INFORMATION PROVIDED:
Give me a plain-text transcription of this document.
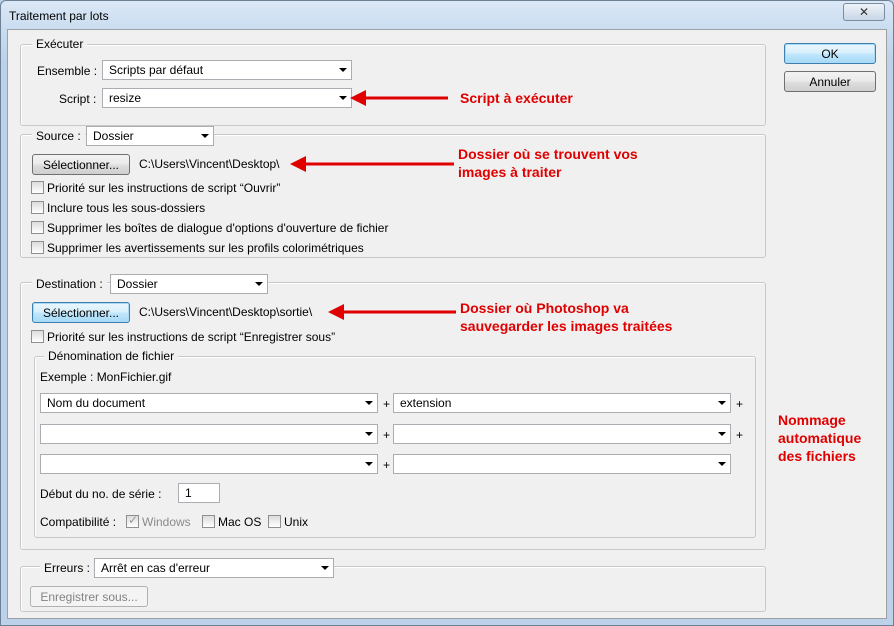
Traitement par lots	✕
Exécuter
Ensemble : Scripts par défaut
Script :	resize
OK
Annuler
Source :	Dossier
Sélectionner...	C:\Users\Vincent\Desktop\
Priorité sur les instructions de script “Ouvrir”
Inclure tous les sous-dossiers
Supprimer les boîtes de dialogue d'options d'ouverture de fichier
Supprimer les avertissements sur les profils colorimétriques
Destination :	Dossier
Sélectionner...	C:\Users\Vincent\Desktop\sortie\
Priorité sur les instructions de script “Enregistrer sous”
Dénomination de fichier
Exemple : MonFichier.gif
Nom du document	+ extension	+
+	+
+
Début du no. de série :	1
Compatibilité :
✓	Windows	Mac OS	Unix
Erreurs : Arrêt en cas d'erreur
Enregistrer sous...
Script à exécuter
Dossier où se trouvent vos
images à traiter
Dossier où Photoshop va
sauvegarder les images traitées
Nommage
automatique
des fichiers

--

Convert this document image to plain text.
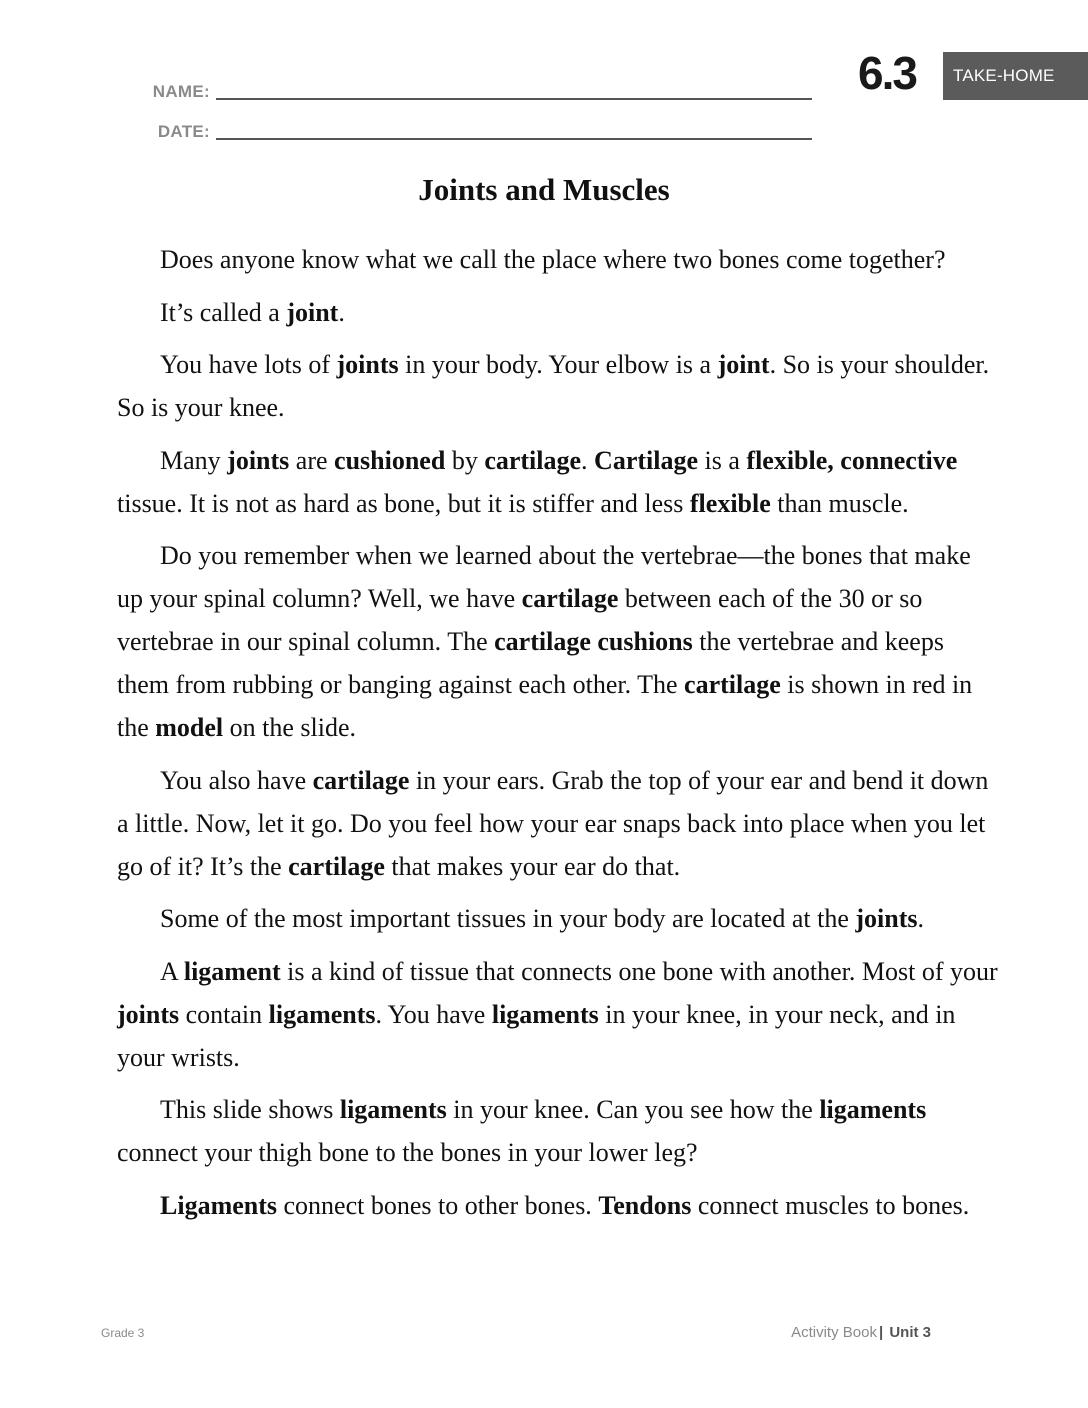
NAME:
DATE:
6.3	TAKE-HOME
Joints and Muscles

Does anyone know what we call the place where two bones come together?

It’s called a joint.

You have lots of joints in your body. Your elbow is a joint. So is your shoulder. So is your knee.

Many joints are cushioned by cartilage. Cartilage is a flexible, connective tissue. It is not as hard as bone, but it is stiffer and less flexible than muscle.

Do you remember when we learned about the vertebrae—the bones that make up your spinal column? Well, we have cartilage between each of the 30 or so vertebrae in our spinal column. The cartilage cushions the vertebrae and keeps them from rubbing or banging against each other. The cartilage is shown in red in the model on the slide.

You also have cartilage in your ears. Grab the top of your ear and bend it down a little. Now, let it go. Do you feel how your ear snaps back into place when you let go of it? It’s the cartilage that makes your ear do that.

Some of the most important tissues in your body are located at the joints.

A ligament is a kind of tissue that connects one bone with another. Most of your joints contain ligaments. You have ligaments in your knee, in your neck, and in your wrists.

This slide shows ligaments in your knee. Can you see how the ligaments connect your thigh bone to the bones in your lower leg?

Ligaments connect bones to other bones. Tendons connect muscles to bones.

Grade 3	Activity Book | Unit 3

==

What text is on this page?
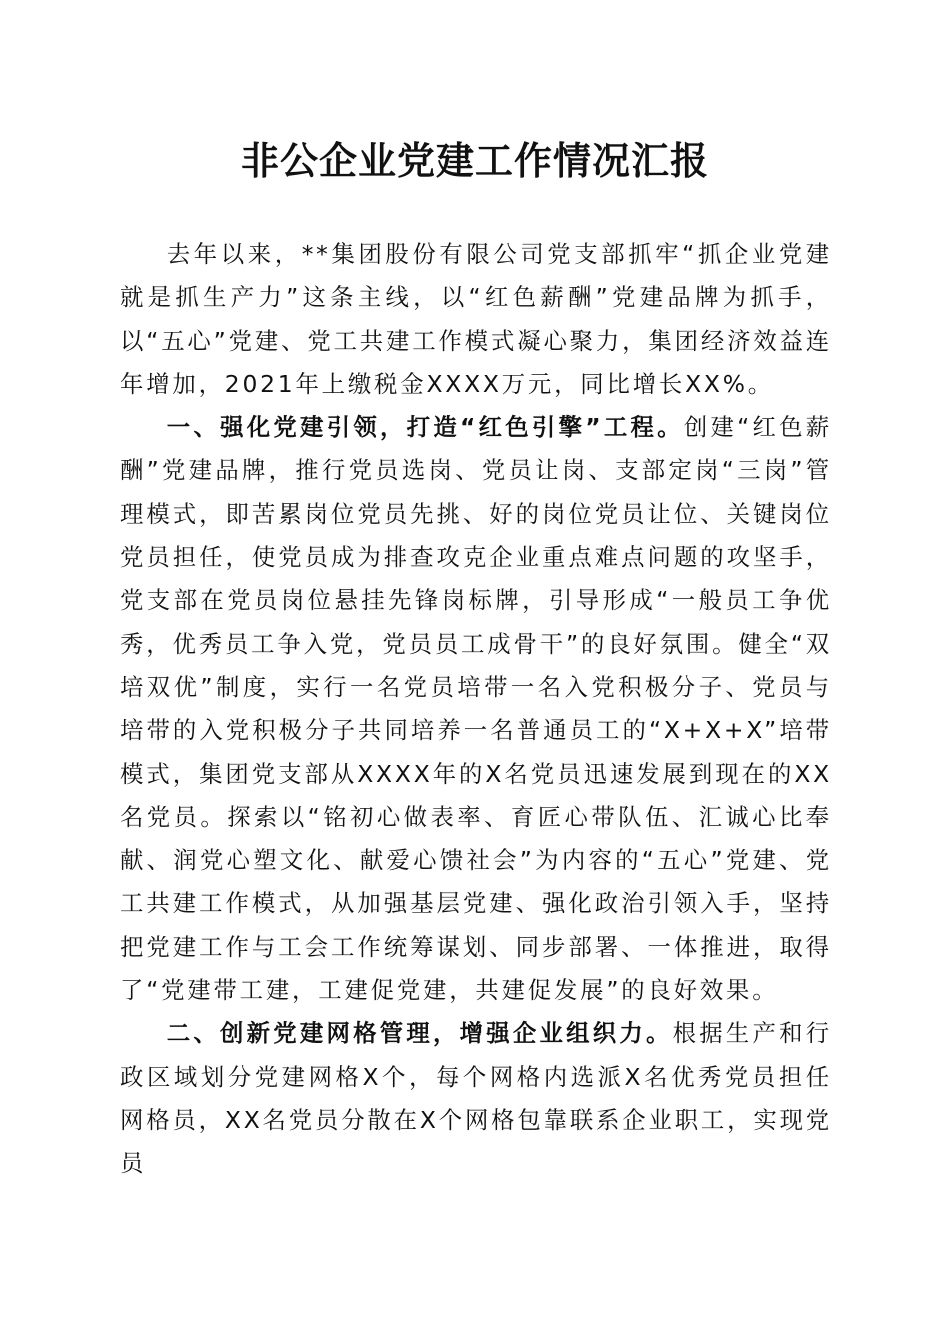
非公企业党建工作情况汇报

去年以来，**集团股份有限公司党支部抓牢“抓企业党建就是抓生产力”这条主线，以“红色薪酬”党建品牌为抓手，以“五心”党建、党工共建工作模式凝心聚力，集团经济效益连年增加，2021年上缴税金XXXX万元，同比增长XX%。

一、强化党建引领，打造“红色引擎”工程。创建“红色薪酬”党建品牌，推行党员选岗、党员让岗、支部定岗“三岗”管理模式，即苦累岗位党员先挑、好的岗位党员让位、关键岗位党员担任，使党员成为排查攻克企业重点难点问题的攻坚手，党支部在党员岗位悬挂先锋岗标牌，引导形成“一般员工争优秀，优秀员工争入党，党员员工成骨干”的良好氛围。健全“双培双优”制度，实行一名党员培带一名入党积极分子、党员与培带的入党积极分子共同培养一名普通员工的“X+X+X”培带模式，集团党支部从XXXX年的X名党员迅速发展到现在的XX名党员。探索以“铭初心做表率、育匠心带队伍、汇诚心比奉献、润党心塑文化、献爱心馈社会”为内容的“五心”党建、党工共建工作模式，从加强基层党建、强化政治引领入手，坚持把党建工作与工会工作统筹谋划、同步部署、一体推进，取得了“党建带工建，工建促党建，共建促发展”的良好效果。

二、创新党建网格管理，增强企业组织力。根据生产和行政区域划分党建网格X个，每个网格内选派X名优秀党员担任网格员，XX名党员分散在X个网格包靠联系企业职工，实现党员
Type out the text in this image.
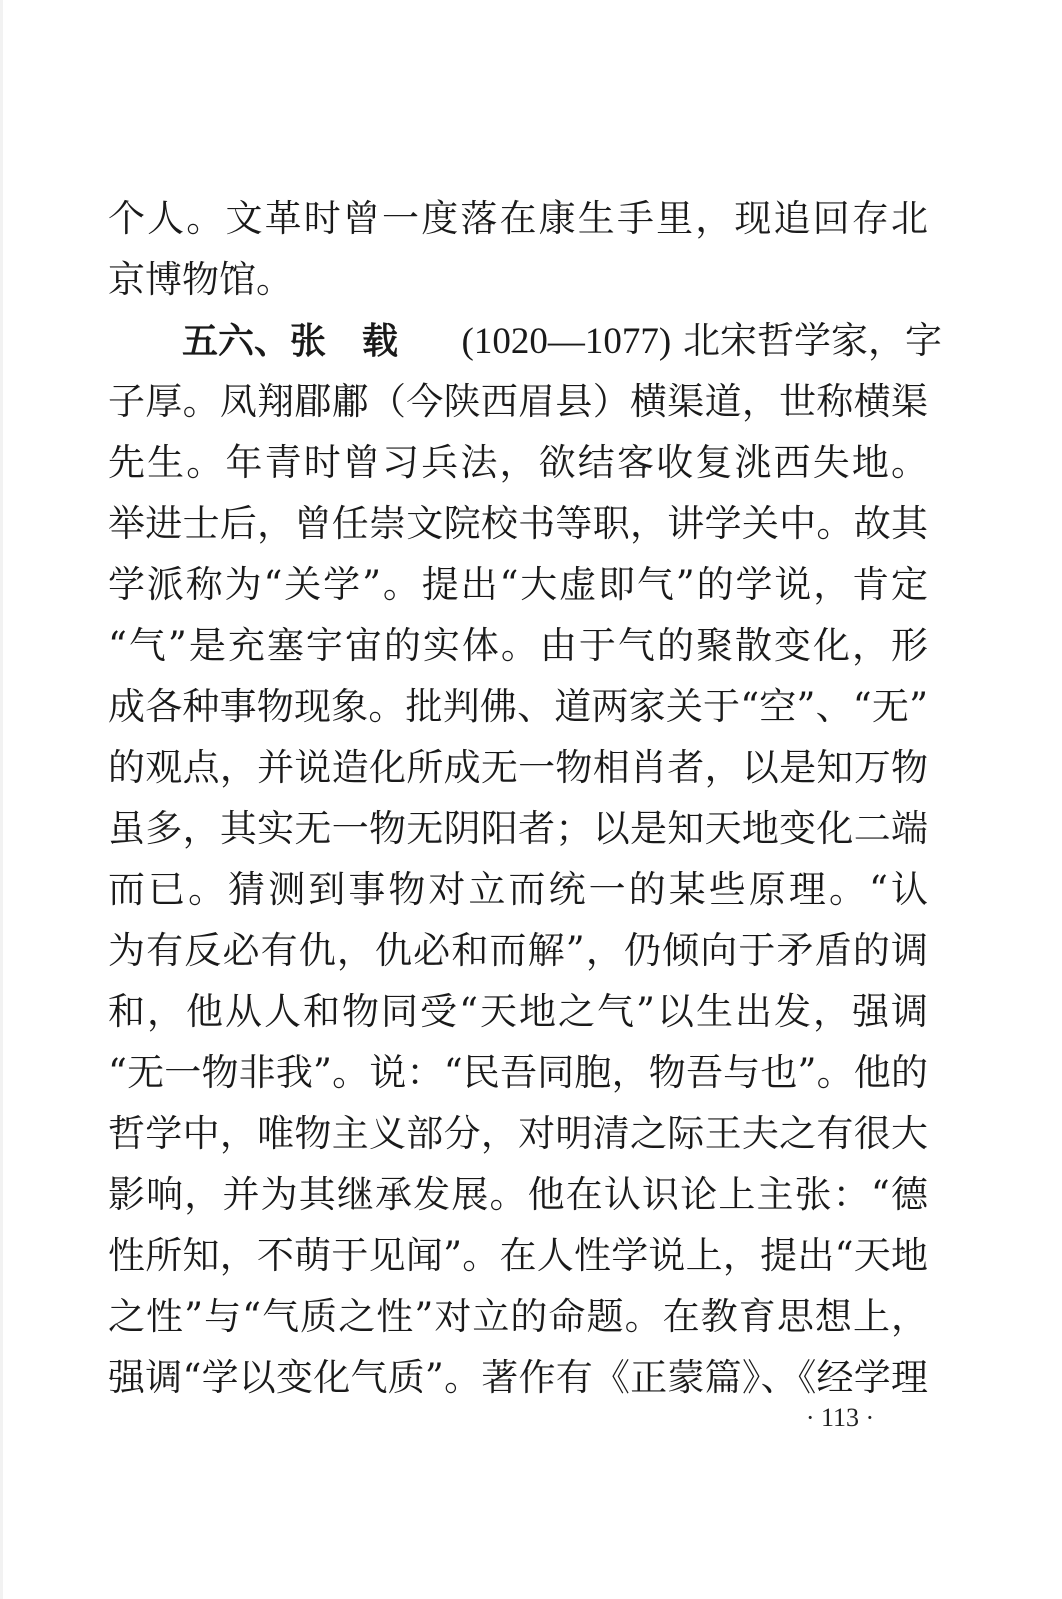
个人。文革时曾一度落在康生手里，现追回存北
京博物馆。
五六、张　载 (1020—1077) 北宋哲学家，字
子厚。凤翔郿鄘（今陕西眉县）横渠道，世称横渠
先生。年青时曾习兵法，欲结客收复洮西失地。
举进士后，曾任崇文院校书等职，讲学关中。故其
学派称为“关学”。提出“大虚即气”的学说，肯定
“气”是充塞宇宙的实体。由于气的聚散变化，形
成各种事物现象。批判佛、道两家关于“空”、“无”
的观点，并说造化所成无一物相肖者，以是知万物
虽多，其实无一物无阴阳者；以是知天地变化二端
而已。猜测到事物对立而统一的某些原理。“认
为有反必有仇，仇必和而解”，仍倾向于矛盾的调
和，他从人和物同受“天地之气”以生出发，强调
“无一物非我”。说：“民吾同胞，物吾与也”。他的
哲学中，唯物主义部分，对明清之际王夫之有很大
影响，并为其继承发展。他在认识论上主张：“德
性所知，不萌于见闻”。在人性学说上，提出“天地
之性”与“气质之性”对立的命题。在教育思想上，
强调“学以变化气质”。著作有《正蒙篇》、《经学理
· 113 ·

INSTRUCTIONS TO FOLLOW:
Lines holding the word "that" in the entries above are the ones to pull out. Copy them all.

EXPECTED ANSWER:
Do you remember when we learned about the vertebrae—the bones that make up your spinal column? Well, we have cartilage between each of the 30 or so vertebrae in our spinal column. The cartilage cushions the vertebrae and keeps them from rubbing or banging against each other. The cartilage is shown in red in the model on the slide.
You also have cartilage in your ears. Grab the top of your ear and bend it down a little. Now, let it go. Do you feel how your ear snaps back into place when you let go of it? It’s the cartilage that makes your ear do that.
A ligament is a kind of tissue that connects one bone with another. Most of your joints contain ligaments. You have ligaments in your knee, in your neck, and in your wrists.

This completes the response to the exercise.